Given exercise A:
In the records, edit the stretch from the line containing "sidebar-item-sepia[interactable]: セピアトン (2): [14, 128, 116, 144]" through the line containing "preview-scrubber[interactable]: [800, 275, 856, 276]" by replacing "interactable" with "clickable" and changing nothing else. Return only those lines.

#### Document text ####

The changing financial system

Keynote speech by Ms Cecilia Skingsley, Head of the BIS Innovation Hub, at the AFME OPTIC Conference, 18 October 2023, Brussels.

BIS, Innovation Hub speech  | 
18 October 2023

Introduction

Thank you very much for giving me the chance to speak here today. I am sorry I cannot be with you in person. But thanks to technology, I can still deliver my speech. I would like to begin by saying that all of us who work in the financial system have a number of very exciting, but also challenging, years ahead of us.

Emerging technologies change preferences and enable new possibilities. With that come many hard choices. In my speech today, I will aim to give you a picture of what the future could look like. You don't have to agree with my observations and conclusions, but make sure you look ahead because there are powerful changes at play.

From tangible to intangible

The first financial assets were also physical assets: gold or silver coins, precious stones. Then they began to dematerialise. Gold became cash, first guaranteed by gold, then no longer. Debt became bonds. Ownership was organised as deeds and shares.

In my office at the BIS, I have a participating debenture from the Swedish conglomerate Kreuger and Toll, issued in 1928 (see slide 1). The holder of the paper owned the asset. The owner of that debenture, who is unknown, cut out five coupons, one a year, and collected the interest represented by them. But then, one of the more major financial crashes in Swedish history occurred, making the debenture practically worthless. History calls it the Kreuger crash.

Most of us are of an age where our first meeting with a financial asset was probably in physical form: tooth fairy money, pocket money from a parent, some bills from grandparents on our birthday. This is a picture of my very first share (see slide 2).

A Christmas gift from my dad in the mid-1980s. But we are also probably the last generation to have that relationship with financial assets, in which they are something physical.

We are entering a world where nothing we own, or for that matter owe, is on paper. It sits in accounts, databases, perhaps the cloud. Most of us carry very little or no cash anymore. Instead, we keep our money in a bank account ready to be used with cards, apps and smartwatches. We are also probably the last generation to go to a bank branch regularly.

Don't get me wrong, I am a great fan of progress and modernisation. What I am emphasising is that going from the tangible to the intangible raises the level of abstraction in the relationship between people and their financial assets.

And so it becomes ever more important that those of us working in this sector strive to ensure that public trust in the financial system is preserved.

#### Input records ####

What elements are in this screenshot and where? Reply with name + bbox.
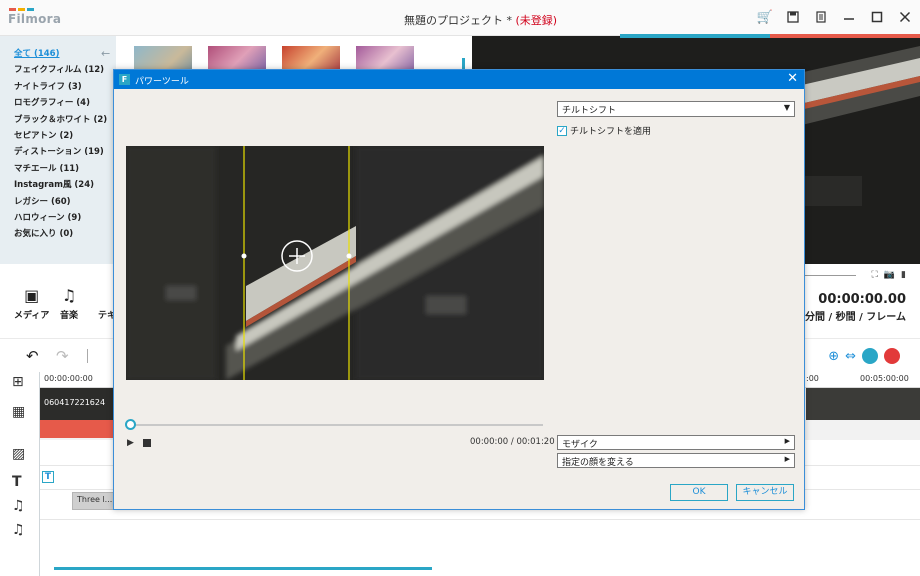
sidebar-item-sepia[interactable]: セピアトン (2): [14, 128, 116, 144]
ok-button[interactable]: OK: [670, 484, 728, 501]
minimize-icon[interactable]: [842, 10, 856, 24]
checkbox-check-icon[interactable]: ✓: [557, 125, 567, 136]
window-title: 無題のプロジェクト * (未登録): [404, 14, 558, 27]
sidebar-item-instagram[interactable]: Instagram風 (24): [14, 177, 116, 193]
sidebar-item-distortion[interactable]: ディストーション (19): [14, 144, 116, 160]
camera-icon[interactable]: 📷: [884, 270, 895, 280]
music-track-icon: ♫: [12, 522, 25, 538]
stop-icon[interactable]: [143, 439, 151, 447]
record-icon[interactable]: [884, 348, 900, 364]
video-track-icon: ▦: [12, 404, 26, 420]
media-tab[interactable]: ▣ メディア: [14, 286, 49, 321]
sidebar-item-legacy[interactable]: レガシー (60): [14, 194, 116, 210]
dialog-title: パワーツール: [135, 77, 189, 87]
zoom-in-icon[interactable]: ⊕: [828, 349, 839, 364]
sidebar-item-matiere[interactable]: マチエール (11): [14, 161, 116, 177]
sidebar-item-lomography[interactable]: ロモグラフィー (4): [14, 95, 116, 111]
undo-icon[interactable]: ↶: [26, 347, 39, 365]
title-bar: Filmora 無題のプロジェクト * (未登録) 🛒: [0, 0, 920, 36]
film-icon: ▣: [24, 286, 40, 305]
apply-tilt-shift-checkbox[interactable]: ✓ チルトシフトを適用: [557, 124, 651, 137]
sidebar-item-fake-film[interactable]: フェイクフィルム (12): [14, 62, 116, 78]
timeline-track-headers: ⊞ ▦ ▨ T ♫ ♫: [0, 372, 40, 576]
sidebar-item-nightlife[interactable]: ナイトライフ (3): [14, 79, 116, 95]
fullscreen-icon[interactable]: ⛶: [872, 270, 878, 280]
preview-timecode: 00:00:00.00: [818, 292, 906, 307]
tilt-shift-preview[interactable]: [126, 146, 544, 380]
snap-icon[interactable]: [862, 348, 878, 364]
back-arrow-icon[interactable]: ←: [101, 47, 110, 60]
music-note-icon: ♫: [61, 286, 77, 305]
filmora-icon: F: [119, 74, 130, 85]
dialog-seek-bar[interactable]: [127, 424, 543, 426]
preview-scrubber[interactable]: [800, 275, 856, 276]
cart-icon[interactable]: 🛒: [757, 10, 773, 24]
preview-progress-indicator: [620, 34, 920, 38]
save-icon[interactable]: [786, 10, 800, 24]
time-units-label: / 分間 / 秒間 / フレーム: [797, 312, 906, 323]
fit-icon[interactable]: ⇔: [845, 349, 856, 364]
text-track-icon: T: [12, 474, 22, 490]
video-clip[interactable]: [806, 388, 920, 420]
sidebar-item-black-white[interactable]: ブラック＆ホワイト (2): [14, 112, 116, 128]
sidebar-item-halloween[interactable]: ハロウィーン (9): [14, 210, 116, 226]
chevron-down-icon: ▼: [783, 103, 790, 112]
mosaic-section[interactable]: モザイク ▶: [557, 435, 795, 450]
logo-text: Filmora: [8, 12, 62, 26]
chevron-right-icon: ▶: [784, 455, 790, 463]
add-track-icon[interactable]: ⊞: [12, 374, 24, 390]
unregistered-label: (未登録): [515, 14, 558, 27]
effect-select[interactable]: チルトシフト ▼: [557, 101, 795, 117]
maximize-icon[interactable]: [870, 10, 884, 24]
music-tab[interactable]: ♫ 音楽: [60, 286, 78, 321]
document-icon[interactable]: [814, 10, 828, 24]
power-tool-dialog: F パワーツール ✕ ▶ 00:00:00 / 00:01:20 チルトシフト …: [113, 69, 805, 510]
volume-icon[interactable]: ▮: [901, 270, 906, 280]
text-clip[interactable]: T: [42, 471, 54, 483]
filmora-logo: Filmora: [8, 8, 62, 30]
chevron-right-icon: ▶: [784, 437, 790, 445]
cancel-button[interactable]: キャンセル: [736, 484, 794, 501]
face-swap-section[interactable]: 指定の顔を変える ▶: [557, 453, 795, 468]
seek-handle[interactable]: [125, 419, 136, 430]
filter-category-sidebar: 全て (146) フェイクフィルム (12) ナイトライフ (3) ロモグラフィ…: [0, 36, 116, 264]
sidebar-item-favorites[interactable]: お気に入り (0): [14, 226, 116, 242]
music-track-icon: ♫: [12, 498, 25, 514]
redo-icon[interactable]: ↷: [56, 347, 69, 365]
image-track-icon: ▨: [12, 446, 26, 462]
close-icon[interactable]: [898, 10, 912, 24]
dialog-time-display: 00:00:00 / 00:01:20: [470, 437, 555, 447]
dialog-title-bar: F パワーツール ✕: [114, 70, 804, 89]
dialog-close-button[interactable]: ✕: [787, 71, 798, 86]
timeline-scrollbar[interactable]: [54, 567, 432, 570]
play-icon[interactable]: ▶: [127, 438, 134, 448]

####

Given exercise B:
Set down the stretch of the speech on the changing financial system from "The changing financial" through "October 2023, Brussels.", word for word.

Correct result A:
sidebar-item-sepia[clickable]: セピアトン (2): [14, 128, 116, 144]
ok-button[clickable]: OK: [670, 484, 728, 501]
minimize-icon[clickable]: [842, 10, 856, 24]
checkbox-check-icon[clickable]: ✓: [557, 125, 567, 136]
window-title: 無題のプロジェクト * (未登録): [404, 14, 558, 27]
sidebar-item-instagram[clickable]: Instagram風 (24): [14, 177, 116, 193]
sidebar-item-distortion[clickable]: ディストーション (19): [14, 144, 116, 160]
camera-icon[clickable]: 📷: [884, 270, 895, 280]
music-track-icon: ♫: [12, 522, 25, 538]
stop-icon[clickable]: [143, 439, 151, 447]
record-icon[clickable]: [884, 348, 900, 364]
video-track-icon: ▦: [12, 404, 26, 420]
media-tab[clickable]: ▣ メディア: [14, 286, 49, 321]
sidebar-item-legacy[clickable]: レガシー (60): [14, 194, 116, 210]
dialog-title: パワーツール: [135, 77, 189, 87]
zoom-in-icon[clickable]: ⊕: [828, 349, 839, 364]
sidebar-item-matiere[clickable]: マチエール (11): [14, 161, 116, 177]
sidebar-item-lomography[clickable]: ロモグラフィー (4): [14, 95, 116, 111]
undo-icon[clickable]: ↶: [26, 347, 39, 365]
title-bar: Filmora 無題のプロジェクト * (未登録) 🛒: [0, 0, 920, 36]
film-icon: ▣: [24, 286, 40, 305]
apply-tilt-shift-checkbox[clickable]: ✓ チルトシフトを適用: [557, 124, 651, 137]
sidebar-item-fake-film[clickable]: フェイクフィルム (12): [14, 62, 116, 78]
timeline-track-headers: ⊞ ▦ ▨ T ♫ ♫: [0, 372, 40, 576]
sidebar-item-nightlife[clickable]: ナイトライフ (3): [14, 79, 116, 95]
fullscreen-icon[clickable]: ⛶: [872, 270, 878, 280]
preview-timecode: 00:00:00.00: [818, 292, 906, 307]
tilt-shift-preview[clickable]: [126, 146, 544, 380]
snap-icon[clickable]: [862, 348, 878, 364]
back-arrow-icon[clickable]: ←: [101, 47, 110, 60]
music-note-icon: ♫: [61, 286, 77, 305]
filmora-icon: F: [119, 74, 130, 85]
dialog-seek-bar[clickable]: [127, 424, 543, 426]
preview-scrubber[clickable]: [800, 275, 856, 276]

Correct result B:
The changing financial system

Keynote speech by Ms Cecilia Skingsley, Head of the BIS Innovation Hub, at the AFME OPTIC Conference, 18 October 2023, Brussels.